▶ SHORT TASK:
Look through the records below and collect all lines that hold the string "screenshot".

▶ Some records:

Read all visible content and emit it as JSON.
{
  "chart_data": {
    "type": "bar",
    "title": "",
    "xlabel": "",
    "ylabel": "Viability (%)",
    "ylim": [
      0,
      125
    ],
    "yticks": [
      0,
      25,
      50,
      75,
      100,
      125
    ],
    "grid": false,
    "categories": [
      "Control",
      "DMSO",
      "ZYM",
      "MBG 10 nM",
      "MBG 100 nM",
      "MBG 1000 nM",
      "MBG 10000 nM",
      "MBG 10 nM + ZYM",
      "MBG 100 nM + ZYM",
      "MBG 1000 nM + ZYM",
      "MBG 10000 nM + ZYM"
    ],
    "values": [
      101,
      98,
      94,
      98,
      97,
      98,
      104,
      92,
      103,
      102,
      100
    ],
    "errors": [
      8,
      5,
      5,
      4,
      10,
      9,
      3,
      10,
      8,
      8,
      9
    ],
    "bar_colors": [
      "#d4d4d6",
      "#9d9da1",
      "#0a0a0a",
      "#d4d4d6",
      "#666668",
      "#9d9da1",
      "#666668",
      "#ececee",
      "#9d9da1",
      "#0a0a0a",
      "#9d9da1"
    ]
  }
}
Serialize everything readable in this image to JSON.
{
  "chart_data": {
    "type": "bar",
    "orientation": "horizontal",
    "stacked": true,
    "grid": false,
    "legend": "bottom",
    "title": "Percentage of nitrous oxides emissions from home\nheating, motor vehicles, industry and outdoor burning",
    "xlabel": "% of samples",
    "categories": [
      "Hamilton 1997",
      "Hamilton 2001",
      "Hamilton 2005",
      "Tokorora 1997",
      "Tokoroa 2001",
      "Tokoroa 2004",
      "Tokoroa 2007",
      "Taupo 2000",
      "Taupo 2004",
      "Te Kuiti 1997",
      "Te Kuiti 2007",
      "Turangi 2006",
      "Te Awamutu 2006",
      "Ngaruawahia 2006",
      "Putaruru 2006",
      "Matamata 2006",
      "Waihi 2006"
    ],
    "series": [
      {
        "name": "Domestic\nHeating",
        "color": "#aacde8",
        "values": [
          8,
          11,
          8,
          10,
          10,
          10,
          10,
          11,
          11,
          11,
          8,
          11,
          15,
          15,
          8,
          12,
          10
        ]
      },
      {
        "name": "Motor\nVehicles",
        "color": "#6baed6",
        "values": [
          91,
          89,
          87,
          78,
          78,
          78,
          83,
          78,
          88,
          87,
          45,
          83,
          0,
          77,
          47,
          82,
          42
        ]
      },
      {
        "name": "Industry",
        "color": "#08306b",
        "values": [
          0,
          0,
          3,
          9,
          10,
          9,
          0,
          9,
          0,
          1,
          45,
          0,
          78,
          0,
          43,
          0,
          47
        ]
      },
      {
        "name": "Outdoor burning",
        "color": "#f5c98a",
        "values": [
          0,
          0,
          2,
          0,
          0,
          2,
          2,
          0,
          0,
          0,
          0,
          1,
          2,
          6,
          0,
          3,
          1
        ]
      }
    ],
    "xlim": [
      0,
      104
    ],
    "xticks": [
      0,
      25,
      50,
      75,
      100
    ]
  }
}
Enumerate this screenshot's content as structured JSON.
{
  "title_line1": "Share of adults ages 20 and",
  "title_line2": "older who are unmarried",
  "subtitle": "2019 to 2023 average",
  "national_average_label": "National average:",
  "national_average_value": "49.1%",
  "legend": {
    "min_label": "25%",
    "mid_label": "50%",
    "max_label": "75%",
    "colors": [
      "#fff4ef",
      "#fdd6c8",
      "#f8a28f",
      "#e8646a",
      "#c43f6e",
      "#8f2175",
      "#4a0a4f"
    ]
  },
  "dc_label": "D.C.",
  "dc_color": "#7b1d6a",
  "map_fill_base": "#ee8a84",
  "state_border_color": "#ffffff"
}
...
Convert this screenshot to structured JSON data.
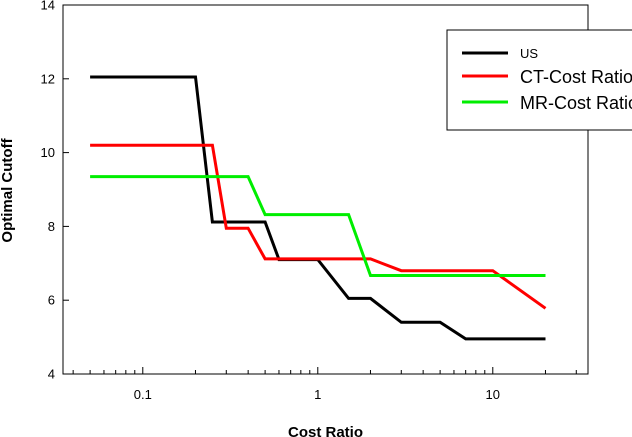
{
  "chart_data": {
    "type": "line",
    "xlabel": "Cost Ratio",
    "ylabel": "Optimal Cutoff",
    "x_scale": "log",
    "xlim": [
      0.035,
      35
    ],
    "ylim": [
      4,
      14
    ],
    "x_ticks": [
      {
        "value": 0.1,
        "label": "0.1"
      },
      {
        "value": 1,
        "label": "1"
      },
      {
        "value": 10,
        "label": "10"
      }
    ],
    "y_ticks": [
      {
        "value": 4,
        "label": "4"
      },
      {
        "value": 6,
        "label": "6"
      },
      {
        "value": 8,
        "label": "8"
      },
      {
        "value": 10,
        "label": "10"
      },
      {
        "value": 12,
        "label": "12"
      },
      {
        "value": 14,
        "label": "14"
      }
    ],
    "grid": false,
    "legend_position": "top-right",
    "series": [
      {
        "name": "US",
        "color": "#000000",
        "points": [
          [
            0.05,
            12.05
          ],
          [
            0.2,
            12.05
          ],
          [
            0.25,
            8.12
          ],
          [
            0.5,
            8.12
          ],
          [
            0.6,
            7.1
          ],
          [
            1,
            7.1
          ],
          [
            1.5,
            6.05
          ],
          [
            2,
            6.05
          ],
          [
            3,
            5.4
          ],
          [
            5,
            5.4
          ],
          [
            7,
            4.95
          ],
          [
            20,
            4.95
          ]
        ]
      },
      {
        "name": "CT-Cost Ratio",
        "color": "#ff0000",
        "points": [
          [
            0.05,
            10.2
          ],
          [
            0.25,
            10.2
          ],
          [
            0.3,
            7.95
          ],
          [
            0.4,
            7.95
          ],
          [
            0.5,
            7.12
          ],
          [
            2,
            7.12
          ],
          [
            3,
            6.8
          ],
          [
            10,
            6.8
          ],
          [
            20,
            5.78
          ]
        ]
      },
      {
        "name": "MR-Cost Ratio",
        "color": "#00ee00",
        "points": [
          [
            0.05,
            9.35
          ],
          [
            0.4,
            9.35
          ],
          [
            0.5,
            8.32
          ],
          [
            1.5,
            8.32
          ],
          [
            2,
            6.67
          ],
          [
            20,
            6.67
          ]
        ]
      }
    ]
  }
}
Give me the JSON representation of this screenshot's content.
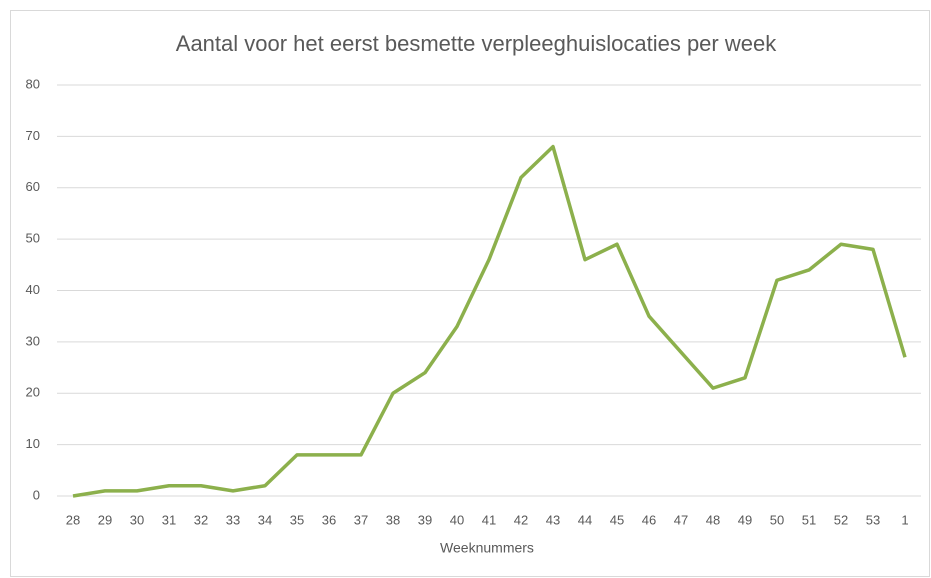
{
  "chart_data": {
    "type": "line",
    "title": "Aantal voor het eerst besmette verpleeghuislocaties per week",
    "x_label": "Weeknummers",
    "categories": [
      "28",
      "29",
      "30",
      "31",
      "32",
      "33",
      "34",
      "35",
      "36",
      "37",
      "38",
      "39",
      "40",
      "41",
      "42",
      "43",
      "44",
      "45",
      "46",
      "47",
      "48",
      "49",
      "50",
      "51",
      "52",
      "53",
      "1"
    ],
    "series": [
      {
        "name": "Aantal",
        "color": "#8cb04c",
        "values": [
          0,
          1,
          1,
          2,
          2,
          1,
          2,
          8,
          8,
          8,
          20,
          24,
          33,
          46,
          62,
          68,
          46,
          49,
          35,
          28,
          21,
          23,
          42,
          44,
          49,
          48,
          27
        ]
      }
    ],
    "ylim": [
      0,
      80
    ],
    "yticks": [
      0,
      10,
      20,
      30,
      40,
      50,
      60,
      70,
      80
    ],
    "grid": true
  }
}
* * *
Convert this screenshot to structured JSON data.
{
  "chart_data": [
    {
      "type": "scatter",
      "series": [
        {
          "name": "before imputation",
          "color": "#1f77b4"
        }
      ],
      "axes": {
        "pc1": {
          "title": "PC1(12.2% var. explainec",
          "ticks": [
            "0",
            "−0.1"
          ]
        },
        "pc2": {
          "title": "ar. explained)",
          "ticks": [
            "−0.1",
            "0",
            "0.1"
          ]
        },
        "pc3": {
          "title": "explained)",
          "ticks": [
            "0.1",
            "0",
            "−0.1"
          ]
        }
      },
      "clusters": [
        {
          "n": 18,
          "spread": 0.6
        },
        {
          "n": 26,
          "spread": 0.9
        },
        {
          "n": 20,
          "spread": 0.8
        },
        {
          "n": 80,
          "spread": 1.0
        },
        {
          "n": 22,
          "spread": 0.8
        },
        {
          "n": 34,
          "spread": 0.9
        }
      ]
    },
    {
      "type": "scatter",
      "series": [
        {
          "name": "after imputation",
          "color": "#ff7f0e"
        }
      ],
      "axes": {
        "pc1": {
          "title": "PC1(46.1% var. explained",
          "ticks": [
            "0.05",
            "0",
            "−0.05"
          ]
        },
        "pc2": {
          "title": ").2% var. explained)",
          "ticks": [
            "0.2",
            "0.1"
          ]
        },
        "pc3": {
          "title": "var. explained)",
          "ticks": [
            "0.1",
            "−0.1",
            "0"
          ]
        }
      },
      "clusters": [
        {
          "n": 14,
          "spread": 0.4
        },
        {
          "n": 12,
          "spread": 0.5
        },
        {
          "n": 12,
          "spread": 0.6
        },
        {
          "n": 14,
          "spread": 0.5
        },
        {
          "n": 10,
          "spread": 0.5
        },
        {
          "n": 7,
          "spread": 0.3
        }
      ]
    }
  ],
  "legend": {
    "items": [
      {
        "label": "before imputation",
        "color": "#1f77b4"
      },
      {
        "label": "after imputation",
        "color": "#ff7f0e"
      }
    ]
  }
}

▶ EXERCISE RESULT:
Enumerate this screenshot's content as structured JSON.
Convert this screenshot to structured JSON data.
Give me the JSON representation of this screenshot's content.
Convert this screenshot to structured JSON data.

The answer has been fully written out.